[Dataset items]
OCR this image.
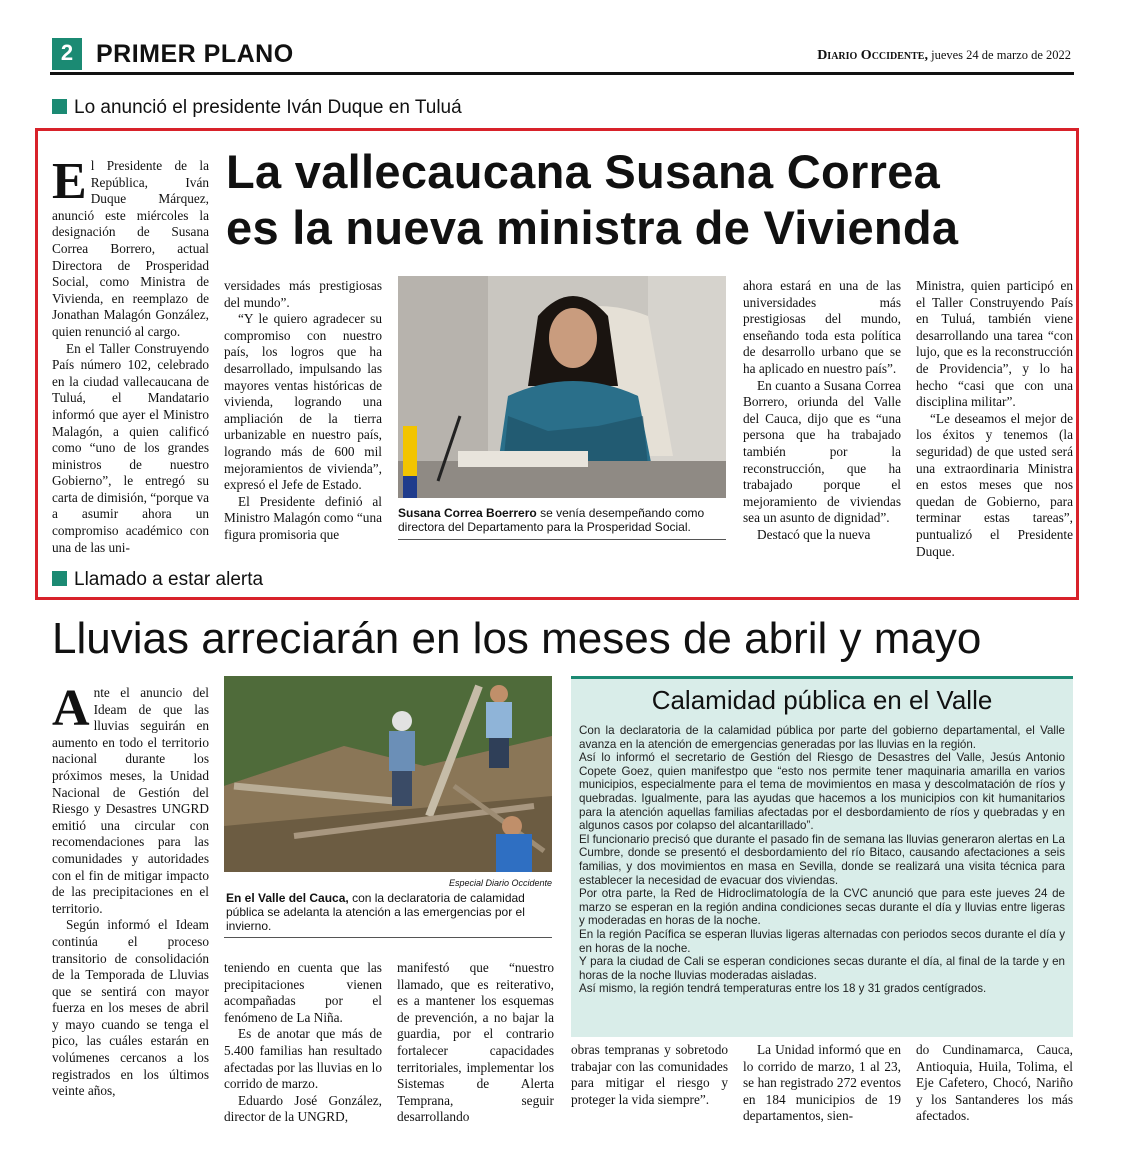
2 PRIMER PLANO	Diario Occidente, jueves 24 de marzo de 2022
Lo anunció el presidente Iván Duque en Tuluá
La vallecaucana Susana Correa
es la nueva ministra de Vivienda

El Presidente de la República, Iván Duque Márquez, anunció este miércoles la designación de Susana Correa Borrero, actual Directora de Prosperidad Social, como Ministra de Vivienda, en reemplazo de Jonathan Malagón González, quien renunció al cargo.

En el Taller Construyendo País número 102, celebrado en la ciudad vallecaucana de Tuluá, el Mandatario informó que ayer el Ministro Malagón, a quien calificó como “uno de los grandes ministros de nuestro Gobierno”, le entregó su carta de dimisión, “porque va a asumir ahora un compromiso académico con una de las uni-

versidades más prestigiosas del mundo”.

“Y le quiero agradecer su compromiso con nuestro país, los logros que ha desarrollado, impulsando las mayores ventas históricas de vivienda, logrando una ampliación de la tierra urbanizable en nuestro país, logrando más de 600 mil mejoramientos de vivienda”, expresó el Jefe de Estado.

El Presidente definió al Ministro Malagón como “una figura promisoria que

Susana Correa Boerrero se venía desempeñando como directora del Departamento para la Prosperidad Social.

ahora estará en una de las universidades más prestigiosas del mundo, enseñando toda esta política de desarrollo urbano que se ha aplicado en nuestro país”.

En cuanto a Susana Correa Borrero, oriunda del Valle del Cauca, dijo que es “una persona que ha trabajado también por la reconstrucción, que ha trabajado porque el mejoramiento de viviendas sea un asunto de dignidad”.

Destacó que la nueva

Ministra, quien participó en el Taller Construyendo País en Tuluá, también viene desarrollando una tarea “con lujo, que es la reconstrucción de Providencia”, y lo ha hecho “casi que con una disciplina militar”.

“Le deseamos el mejor de los éxitos y tenemos (la seguridad) de que usted será una extraordinaria Ministra en estos meses que nos quedan de Gobierno, para terminar estas tareas”, puntualizó el Presidente Duque.

Llamado a estar alerta
Lluvias arreciarán en los meses de abril y mayo

Ante el anuncio del Ideam de que las lluvias seguirán en aumento en todo el territorio nacional durante los próximos meses, la Unidad Nacional de Gestión del Riesgo y Desastres UNGRD emitió una circular con recomendaciones para las comunidades y autoridades con el fin de mitigar impacto de las precipitaciones en el territorio.

Según informó el Ideam continúa el proceso transitorio de consolidación de la Temporada de Lluvias que se sentirá con mayor fuerza en los meses de abril y mayo cuando se tenga el pico, las cuáles estarán en volúmenes cercanos a los registrados en los últimos veinte años,

Especial Diario Occidente
En el Valle del Cauca, con la declaratoria de calamidad pública se adelanta la atención a las emergencias por el invierno.

teniendo en cuenta que las precipitaciones vienen acompañadas por el fenómeno de La Niña.

Es de anotar que más de 5.400 familias han resultado afectadas por las lluvias en lo corrido de marzo.

Eduardo José González, director de la UNGRD,

manifestó que “nuestro llamado, que es reiterativo, es a mantener los esquemas de prevención, a no bajar la guardia, por el contrario fortalecer capacidades territoriales, implementar los Sistemas de Alerta Temprana, seguir desarrollando

Calamidad pública en el Valle

Con la declaratoria de la calamidad pública por parte del gobierno departamental, el Valle avanza en la atención de emergencias generadas por las lluvias en la región.

Así lo informó el secretario de Gestión del Riesgo de Desastres del Valle, Jesús Antonio Copete Goez, quien manifestpo que “esto nos permite tener maquinaria amarilla en varios municipios, especialmente para el tema de movimientos en masa y descolmatación de ríos y quebradas. Igualmente, para las ayudas que hacemos a los municipios con kit humanitarios para la atención aquellas familias afectadas por el desbordamiento de ríos y quebradas y en algunos casos por colapso del alcantarillado”.

El funcionario precisó que durante el pasado fin de semana las lluvias generaron alertas en La Cumbre, donde se presentó el desbordamiento del río Bitaco, causando afectaciones a seis familias, y dos movimientos en masa en Sevilla, donde se realizará una visita técnica para establecer la necesidad de evacuar dos viviendas.

Por otra parte, la Red de Hidroclimatología de la CVC anunció que para este jueves 24 de marzo se esperan en la región andina condiciones secas durante el día y lluvias entre ligeras y moderadas en horas de la noche.

En la región Pacífica se esperan lluvias ligeras alternadas con periodos secos durante el día y en horas de la noche.

Y para la ciudad de Cali se esperan condiciones secas durante el día, al final de la tarde y en horas de la noche lluvias moderadas aisladas.

Así mismo, la región tendrá temperaturas entre los 18 y 31 grados centígrados.

obras tempranas y sobretodo trabajar con las comunidades para mitigar el riesgo y proteger la vida siempre”.

La Unidad informó que en lo corrido de marzo, 1 al 23, se han registrado 272 eventos en 184 municipios de 19 departamentos, sien-

do Cundinamarca, Cauca, Antioquia, Huila, Tolima, el Eje Cafetero, Chocó, Nariño y los Santanderes los más afectados.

What is being asked:
Determine how many lines include the word "esperan" and report that number by itself.

Solved problem:
3